**WORK INSTRUCTIONS**
Output each entry verbatim and exclude every picture from it.

**THE RECORDS**
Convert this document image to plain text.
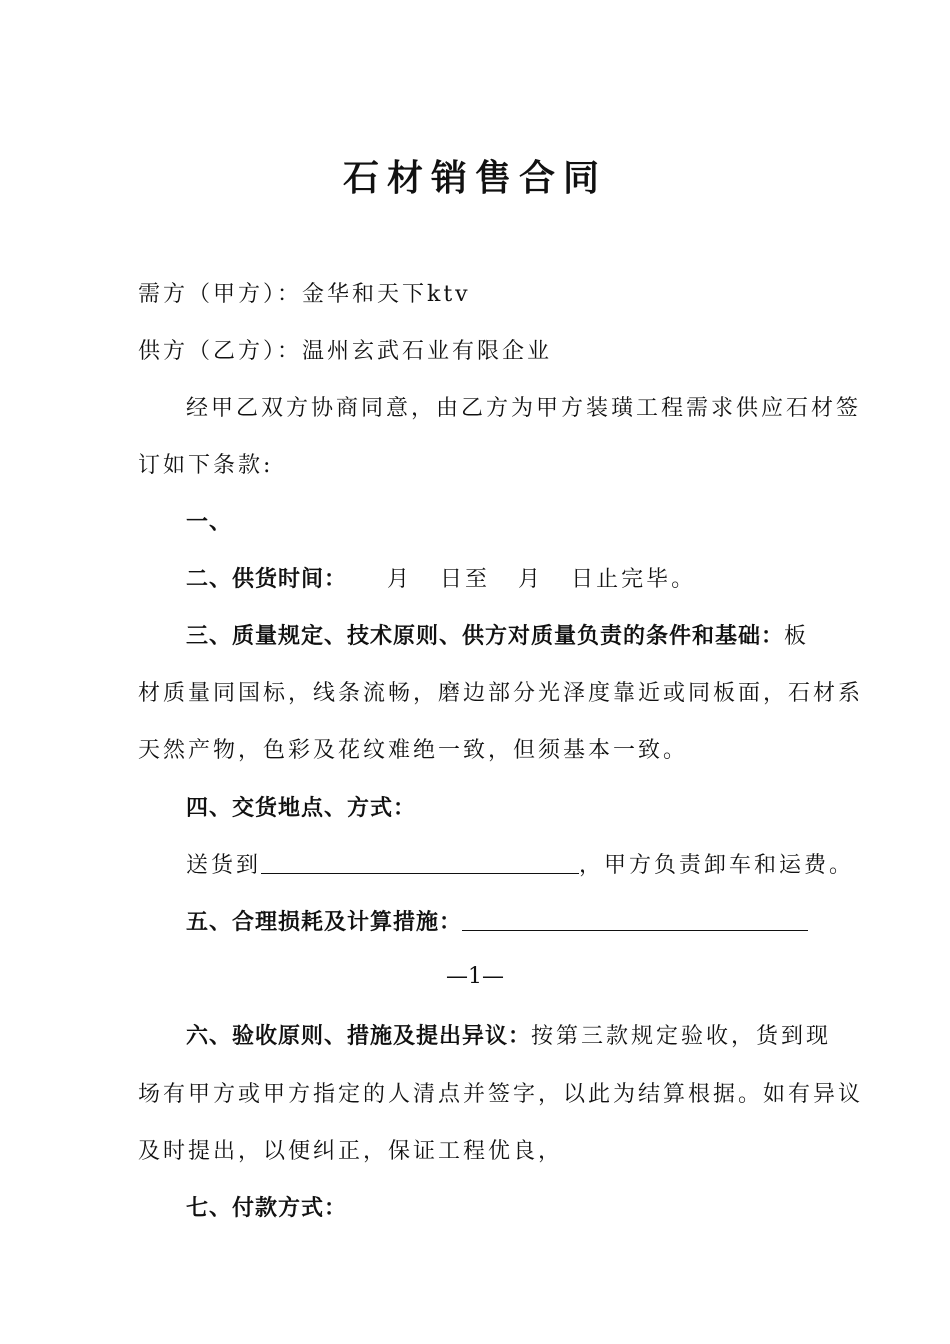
石材销售合同
需方（甲方）：金华和天下ktv
供方（乙方）：温州玄武石业有限企业
经甲乙双方协商同意，由乙方为甲方装璜工程需求供应石材签
订如下条款:
一、
二、供货时间： 月 日至 月 日止完毕。
三、质量规定、技术原则、供方对质量负责的条件和基础：板
材质量同国标，线条流畅，磨边部分光泽度靠近或同板面，石材系
天然产物，色彩及花纹难绝一致，但须基本一致。
四、交货地点、方式：
送货到	，甲方负责卸车和运费。
五、合理损耗及计算措施：
—1—
六、验收原则、措施及提出异议：按第三款规定验收，货到现
场有甲方或甲方指定的人清点并签字，以此为结算根据。如有异议
及时提出，以便纠正，保证工程优良，
七、付款方式：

**TASK OUTPUT**
Convert this document image to plain text.
石材销售合同
需方（甲方）：金华和天下ktv
供方（乙方）：温州玄武石业有限企业
经甲乙双方协商同意，由乙方为甲方装璜工程需求供应石材签
订如下条款:
一、
二、供货时间： 月 日至 月 日止完毕。
三、质量规定、技术原则、供方对质量负责的条件和基础：板
材质量同国标，线条流畅，磨边部分光泽度靠近或同板面，石材系
天然产物，色彩及花纹难绝一致，但须基本一致。
四、交货地点、方式：
送货到	，甲方负责卸车和运费。
五、合理损耗及计算措施：
—1—
六、验收原则、措施及提出异议：按第三款规定验收，货到现
场有甲方或甲方指定的人清点并签字，以此为结算根据。如有异议
及时提出，以便纠正，保证工程优良，
七、付款方式：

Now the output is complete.